OBJECTIVE: Copy the records below exactly as they appear.

EXTRACTED RECORDS:
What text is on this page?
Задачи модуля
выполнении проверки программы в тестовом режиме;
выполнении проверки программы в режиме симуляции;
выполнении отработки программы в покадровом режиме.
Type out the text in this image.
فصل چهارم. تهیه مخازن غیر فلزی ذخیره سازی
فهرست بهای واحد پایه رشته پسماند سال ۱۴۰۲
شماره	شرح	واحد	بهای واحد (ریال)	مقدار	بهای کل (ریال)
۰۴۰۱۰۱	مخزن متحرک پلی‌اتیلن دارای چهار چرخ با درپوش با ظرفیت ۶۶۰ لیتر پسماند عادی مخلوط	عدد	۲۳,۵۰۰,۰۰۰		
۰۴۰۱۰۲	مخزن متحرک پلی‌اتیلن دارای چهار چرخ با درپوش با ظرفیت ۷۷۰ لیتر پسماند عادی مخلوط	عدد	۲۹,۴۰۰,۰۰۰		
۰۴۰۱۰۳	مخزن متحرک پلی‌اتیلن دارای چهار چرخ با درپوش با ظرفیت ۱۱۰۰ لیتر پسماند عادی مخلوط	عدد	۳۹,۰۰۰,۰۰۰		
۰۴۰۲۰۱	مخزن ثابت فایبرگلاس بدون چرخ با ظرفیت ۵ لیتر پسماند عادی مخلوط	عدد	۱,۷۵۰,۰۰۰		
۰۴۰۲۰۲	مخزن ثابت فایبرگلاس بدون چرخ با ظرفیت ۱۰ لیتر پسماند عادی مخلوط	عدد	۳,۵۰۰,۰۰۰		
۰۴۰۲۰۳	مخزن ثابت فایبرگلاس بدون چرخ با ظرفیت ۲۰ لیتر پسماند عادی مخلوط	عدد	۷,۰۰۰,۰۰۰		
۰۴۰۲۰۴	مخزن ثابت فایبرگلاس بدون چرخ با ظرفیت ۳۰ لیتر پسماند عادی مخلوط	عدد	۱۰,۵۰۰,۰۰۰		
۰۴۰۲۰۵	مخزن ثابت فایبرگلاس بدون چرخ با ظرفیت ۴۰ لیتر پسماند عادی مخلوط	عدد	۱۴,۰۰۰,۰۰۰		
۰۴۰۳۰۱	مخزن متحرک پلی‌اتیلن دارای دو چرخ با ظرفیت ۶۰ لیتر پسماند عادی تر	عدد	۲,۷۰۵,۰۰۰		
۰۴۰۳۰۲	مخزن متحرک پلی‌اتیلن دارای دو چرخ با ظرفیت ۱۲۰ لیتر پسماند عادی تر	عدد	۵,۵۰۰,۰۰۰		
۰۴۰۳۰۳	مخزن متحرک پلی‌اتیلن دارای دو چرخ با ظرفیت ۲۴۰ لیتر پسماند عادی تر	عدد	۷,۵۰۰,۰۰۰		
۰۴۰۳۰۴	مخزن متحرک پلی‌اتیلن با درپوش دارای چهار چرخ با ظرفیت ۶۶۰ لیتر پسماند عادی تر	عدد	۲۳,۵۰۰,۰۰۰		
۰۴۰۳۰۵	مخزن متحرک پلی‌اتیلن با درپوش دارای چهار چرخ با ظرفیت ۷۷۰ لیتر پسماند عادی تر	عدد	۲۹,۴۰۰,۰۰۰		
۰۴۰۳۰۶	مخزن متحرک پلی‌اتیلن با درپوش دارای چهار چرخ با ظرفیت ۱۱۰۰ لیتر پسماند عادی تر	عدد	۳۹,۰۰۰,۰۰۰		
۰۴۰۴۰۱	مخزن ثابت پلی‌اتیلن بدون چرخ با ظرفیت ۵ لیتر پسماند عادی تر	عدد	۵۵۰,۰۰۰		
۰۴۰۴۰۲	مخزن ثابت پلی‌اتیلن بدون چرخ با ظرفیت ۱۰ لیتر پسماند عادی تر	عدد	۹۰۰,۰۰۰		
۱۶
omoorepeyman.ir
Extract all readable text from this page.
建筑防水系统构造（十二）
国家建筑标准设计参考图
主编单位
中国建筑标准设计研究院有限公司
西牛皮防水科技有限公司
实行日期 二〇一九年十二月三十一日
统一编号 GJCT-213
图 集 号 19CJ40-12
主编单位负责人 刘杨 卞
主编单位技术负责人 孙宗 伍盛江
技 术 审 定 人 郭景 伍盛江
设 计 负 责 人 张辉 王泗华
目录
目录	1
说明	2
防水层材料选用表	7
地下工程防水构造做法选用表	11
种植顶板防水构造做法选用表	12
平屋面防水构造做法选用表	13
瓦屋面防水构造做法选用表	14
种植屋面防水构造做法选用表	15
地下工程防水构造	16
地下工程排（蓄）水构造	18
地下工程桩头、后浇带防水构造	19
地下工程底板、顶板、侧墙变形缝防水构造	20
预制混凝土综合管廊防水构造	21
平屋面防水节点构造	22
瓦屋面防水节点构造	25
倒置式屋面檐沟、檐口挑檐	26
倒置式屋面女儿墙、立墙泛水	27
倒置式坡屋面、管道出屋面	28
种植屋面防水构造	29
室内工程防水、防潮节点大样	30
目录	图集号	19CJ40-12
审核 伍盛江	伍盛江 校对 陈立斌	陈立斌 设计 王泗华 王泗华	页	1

WRITTEN ANSWER:
What text is on this page?
Задачи модуля
выполнении проверки программы в тестовом режиме;
выполнении проверки программы в режиме симуляции;
выполнении отработки программы в покадровом режиме.
Type out the text in this image.
فصل چهارم. تهیه مخازن غیر فلزی ذخیره سازی
فهرست بهای واحد پایه رشته پسماند سال ۱۴۰۲
شماره	شرح	واحد	بهای واحد (ریال)	مقدار	بهای کل (ریال)
۰۴۰۱۰۱	مخزن متحرک پلی‌اتیلن دارای چهار چرخ با درپوش با ظرفیت ۶۶۰ لیتر پسماند عادی مخلوط	عدد	۲۳,۵۰۰,۰۰۰		
۰۴۰۱۰۲	مخزن متحرک پلی‌اتیلن دارای چهار چرخ با درپوش با ظرفیت ۷۷۰ لیتر پسماند عادی مخلوط	عدد	۲۹,۴۰۰,۰۰۰		
۰۴۰۱۰۳	مخزن متحرک پلی‌اتیلن دارای چهار چرخ با درپوش با ظرفیت ۱۱۰۰ لیتر پسماند عادی مخلوط	عدد	۳۹,۰۰۰,۰۰۰		
۰۴۰۲۰۱	مخزن ثابت فایبرگلاس بدون چرخ با ظرفیت ۵ لیتر پسماند عادی مخلوط	عدد	۱,۷۵۰,۰۰۰		
۰۴۰۲۰۲	مخزن ثابت فایبرگلاس بدون چرخ با ظرفیت ۱۰ لیتر پسماند عادی مخلوط	عدد	۳,۵۰۰,۰۰۰		
۰۴۰۲۰۳	مخزن ثابت فایبرگلاس بدون چرخ با ظرفیت ۲۰ لیتر پسماند عادی مخلوط	عدد	۷,۰۰۰,۰۰۰		
۰۴۰۲۰۴	مخزن ثابت فایبرگلاس بدون چرخ با ظرفیت ۳۰ لیتر پسماند عادی مخلوط	عدد	۱۰,۵۰۰,۰۰۰		
۰۴۰۲۰۵	مخزن ثابت فایبرگلاس بدون چرخ با ظرفیت ۴۰ لیتر پسماند عادی مخلوط	عدد	۱۴,۰۰۰,۰۰۰		
۰۴۰۳۰۱	مخزن متحرک پلی‌اتیلن دارای دو چرخ با ظرفیت ۶۰ لیتر پسماند عادی تر	عدد	۲,۷۰۵,۰۰۰		
۰۴۰۳۰۲	مخزن متحرک پلی‌اتیلن دارای دو چرخ با ظرفیت ۱۲۰ لیتر پسماند عادی تر	عدد	۵,۵۰۰,۰۰۰		
۰۴۰۳۰۳	مخزن متحرک پلی‌اتیلن دارای دو چرخ با ظرفیت ۲۴۰ لیتر پسماند عادی تر	عدد	۷,۵۰۰,۰۰۰		
۰۴۰۳۰۴	مخزن متحرک پلی‌اتیلن با درپوش دارای چهار چرخ با ظرفیت ۶۶۰ لیتر پسماند عادی تر	عدد	۲۳,۵۰۰,۰۰۰		
۰۴۰۳۰۵	مخزن متحرک پلی‌اتیلن با درپوش دارای چهار چرخ با ظرفیت ۷۷۰ لیتر پسماند عادی تر	عدد	۲۹,۴۰۰,۰۰۰		
۰۴۰۳۰۶	مخزن متحرک پلی‌اتیلن با درپوش دارای چهار چرخ با ظرفیت ۱۱۰۰ لیتر پسماند عادی تر	عدد	۳۹,۰۰۰,۰۰۰		
۰۴۰۴۰۱	مخزن ثابت پلی‌اتیلن بدون چرخ با ظرفیت ۵ لیتر پسماند عادی تر	عدد	۵۵۰,۰۰۰		
۰۴۰۴۰۲	مخزن ثابت پلی‌اتیلن بدون چرخ با ظرفیت ۱۰ لیتر پسماند عادی تر	عدد	۹۰۰,۰۰۰		
۱۶
omoorepeyman.ir
Extract all readable text from this page.
建筑防水系统构造（十二）
国家建筑标准设计参考图
主编单位
中国建筑标准设计研究院有限公司
西牛皮防水科技有限公司
实行日期 二〇一九年十二月三十一日
统一编号 GJCT-213
图 集 号 19CJ40-12
主编单位负责人 刘杨 卞
主编单位技术负责人 孙宗 伍盛江
技 术 审 定 人 郭景 伍盛江
设 计 负 责 人 张辉 王泗华
目录
目录	1
说明	2
防水层材料选用表	7
地下工程防水构造做法选用表	11
种植顶板防水构造做法选用表	12
平屋面防水构造做法选用表	13
瓦屋面防水构造做法选用表	14
种植屋面防水构造做法选用表	15
地下工程防水构造	16
地下工程排（蓄）水构造	18
地下工程桩头、后浇带防水构造	19
地下工程底板、顶板、侧墙变形缝防水构造	20
预制混凝土综合管廊防水构造	21
平屋面防水节点构造	22
瓦屋面防水节点构造	25
倒置式屋面檐沟、檐口挑檐	26
倒置式屋面女儿墙、立墙泛水	27
倒置式坡屋面、管道出屋面	28
种植屋面防水构造	29
室内工程防水、防潮节点大样	30
目录	图集号	19CJ40-12
审核 伍盛江	伍盛江 校对 陈立斌	陈立斌 设计 王泗华 王泗华	页	1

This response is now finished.